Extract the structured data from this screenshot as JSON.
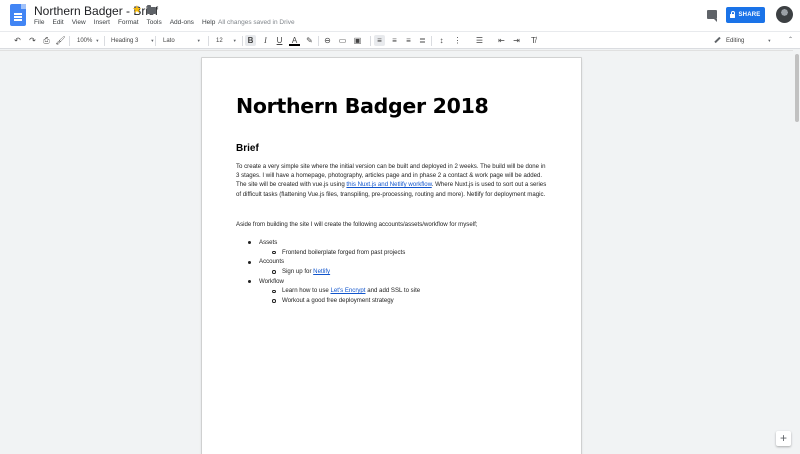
{
  "header": {
    "title": "Northern Badger - Brief",
    "save_status": "All changes saved in Drive",
    "share_label": "SHARE",
    "icons": {
      "doc": "docs-icon",
      "star": "star-icon",
      "folder": "folder-icon",
      "comment": "comment-icon",
      "lock": "lock-icon",
      "avatar": "avatar"
    },
    "accent_color": "#1a73e8",
    "star_color": "#fbbc04"
  },
  "menu": [
    "File",
    "Edit",
    "View",
    "Insert",
    "Format",
    "Tools",
    "Add-ons",
    "Help"
  ],
  "toolbar": {
    "zoom": "100%",
    "style": "Heading 3",
    "font": "Lato",
    "size": "12",
    "mode": "Editing",
    "icons": [
      "undo-icon",
      "redo-icon",
      "print-icon",
      "paint-format-icon",
      "bold-icon",
      "italic-icon",
      "underline-icon",
      "text-color-icon",
      "highlight-icon",
      "link-icon",
      "comment-add-icon",
      "image-icon",
      "align-left-icon",
      "align-center-icon",
      "align-right-icon",
      "justify-icon",
      "line-spacing-icon",
      "numbered-list-icon",
      "bulleted-list-icon",
      "decrease-indent-icon",
      "increase-indent-icon",
      "clear-formatting-icon",
      "pencil-icon",
      "collapse-icon"
    ]
  },
  "document": {
    "heading": "Northern Badger 2018",
    "section": "Brief",
    "para1_a": "To create a very simple site where the initial version can be built and deployed in 2 weeks. The build will be done in 3 stages.  I will have a homepage, photography, articles page and in phase 2 a contact & work page will be added. The site will be created with vue.js using ",
    "para1_link": "this Nuxt.js and Netlify workflow",
    "para1_b": ". Where Nuxt.js is used to sort out a series of difficult tasks (flattening Vue.js files, transpiling,  pre-processing, routing and more). Netlify for deployment magic.",
    "para2": "Aside from building the site I will create the following accounts/assets/workflow for myself;",
    "list": {
      "assets": "Assets",
      "assets_sub": "Frontend boilerplate forged from past projects",
      "accounts": "Accounts",
      "accounts_sub_a": "Sign up for ",
      "accounts_sub_link": "Netlify",
      "workflow": "Workflow",
      "workflow_sub1_a": "Learn how to use ",
      "workflow_sub1_link": "Let's Encrypt",
      "workflow_sub1_b": " and add SSL to site",
      "workflow_sub2": "Workout a good free deployment strategy"
    },
    "link_color": "#1155cc"
  }
}
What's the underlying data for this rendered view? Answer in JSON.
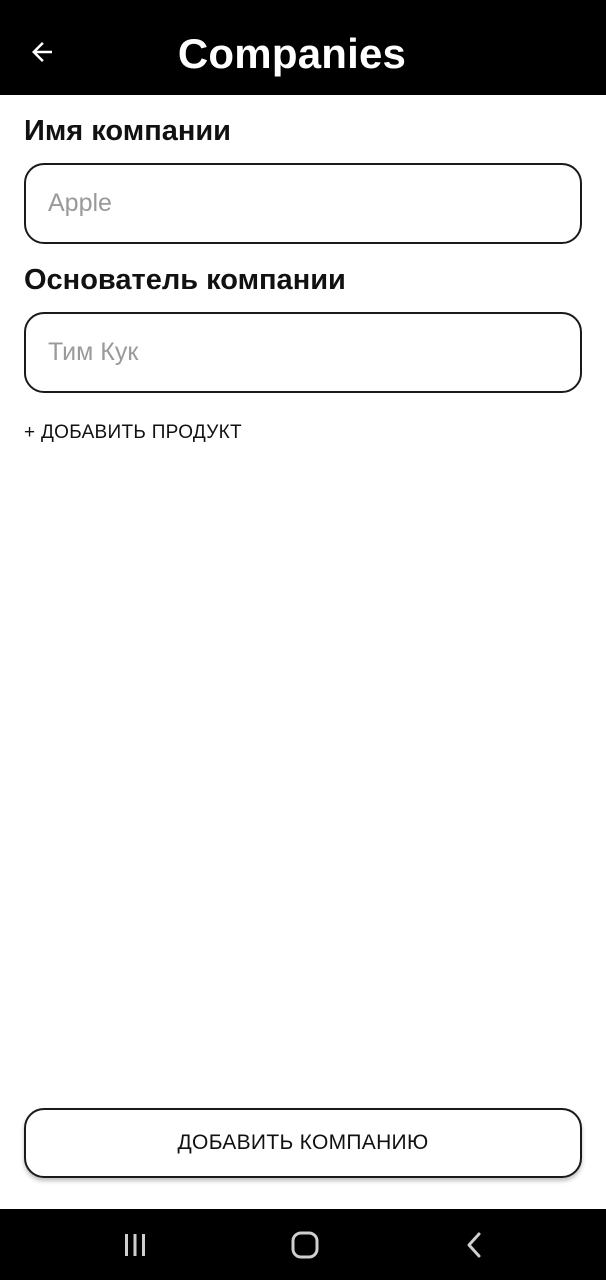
{
  "app_bar": {
    "title": "Companies",
    "back_icon": "arrow-left-icon"
  },
  "form": {
    "company_name": {
      "label": "Имя компании",
      "value": "",
      "placeholder": "Apple"
    },
    "company_founder": {
      "label": "Основатель компании",
      "value": "",
      "placeholder": "Тим Кук"
    },
    "add_product_label": "+ ДОБАВИТЬ ПРОДУКТ",
    "add_company_label": "ДОБАВИТЬ КОМПАНИЮ"
  },
  "nav_bar": {
    "items": [
      {
        "icon": "recent-apps-icon"
      },
      {
        "icon": "home-icon"
      },
      {
        "icon": "back-chevron-icon"
      }
    ]
  },
  "colors": {
    "bar_background": "#000000",
    "surface": "#ffffff",
    "text_primary": "#111111",
    "placeholder": "#9a9a9a"
  }
}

Problem to work on -
Omit the pictures. Transcribe every record exactly.

Result of the exercise -
Extract the structured data from this screenshot as JSON.
{
  "header": {
    "title": "Northern Badger - Brief",
    "save_status": "All changes saved in Drive",
    "share_label": "SHARE",
    "icons": {
      "doc": "docs-icon",
      "star": "star-icon",
      "folder": "folder-icon",
      "comment": "comment-icon",
      "lock": "lock-icon",
      "avatar": "avatar"
    },
    "accent_color": "#1a73e8",
    "star_color": "#fbbc04"
  },
  "menu": [
    "File",
    "Edit",
    "View",
    "Insert",
    "Format",
    "Tools",
    "Add-ons",
    "Help"
  ],
  "toolbar": {
    "zoom": "100%",
    "style": "Heading 3",
    "font": "Lato",
    "size": "12",
    "mode": "Editing",
    "icons": [
      "undo-icon",
      "redo-icon",
      "print-icon",
      "paint-format-icon",
      "bold-icon",
      "italic-icon",
      "underline-icon",
      "text-color-icon",
      "highlight-icon",
      "link-icon",
      "comment-add-icon",
      "image-icon",
      "align-left-icon",
      "align-center-icon",
      "align-right-icon",
      "justify-icon",
      "line-spacing-icon",
      "numbered-list-icon",
      "bulleted-list-icon",
      "decrease-indent-icon",
      "increase-indent-icon",
      "clear-formatting-icon",
      "pencil-icon",
      "collapse-icon"
    ]
  },
  "document": {
    "heading": "Northern Badger 2018",
    "section": "Brief",
    "para1_a": "To create a very simple site where the initial version can be built and deployed in 2 weeks. The build will be done in 3 stages.  I will have a homepage, photography, articles page and in phase 2 a contact & work page will be added. The site will be created with vue.js using ",
    "para1_link": "this Nuxt.js and Netlify workflow",
    "para1_b": ". Where Nuxt.js is used to sort out a series of difficult tasks (flattening Vue.js files, transpiling,  pre-processing, routing and more). Netlify for deployment magic.",
    "para2": "Aside from building the site I will create the following accounts/assets/workflow for myself;",
    "list": {
      "assets": "Assets",
      "assets_sub": "Frontend boilerplate forged from past projects",
      "accounts": "Accounts",
      "accounts_sub_a": "Sign up for ",
      "accounts_sub_link": "Netlify",
      "workflow": "Workflow",
      "workflow_sub1_a": "Learn how to use ",
      "workflow_sub1_link": "Let's Encrypt",
      "workflow_sub1_b": " and add SSL to site",
      "workflow_sub2": "Workout a good free deployment strategy"
    },
    "link_color": "#1155cc"
  }
}
What's the underlying data for this rendered view? Answer in JSON.
{
  "app_bar": {
    "title": "Companies",
    "back_icon": "arrow-left-icon"
  },
  "form": {
    "company_name": {
      "label": "Имя компании",
      "value": "",
      "placeholder": "Apple"
    },
    "company_founder": {
      "label": "Основатель компании",
      "value": "",
      "placeholder": "Тим Кук"
    },
    "add_product_label": "+ ДОБАВИТЬ ПРОДУКТ",
    "add_company_label": "ДОБАВИТЬ КОМПАНИЮ"
  },
  "nav_bar": {
    "items": [
      {
        "icon": "recent-apps-icon"
      },
      {
        "icon": "home-icon"
      },
      {
        "icon": "back-chevron-icon"
      }
    ]
  },
  "colors": {
    "bar_background": "#000000",
    "surface": "#ffffff",
    "text_primary": "#111111",
    "placeholder": "#9a9a9a"
  }
}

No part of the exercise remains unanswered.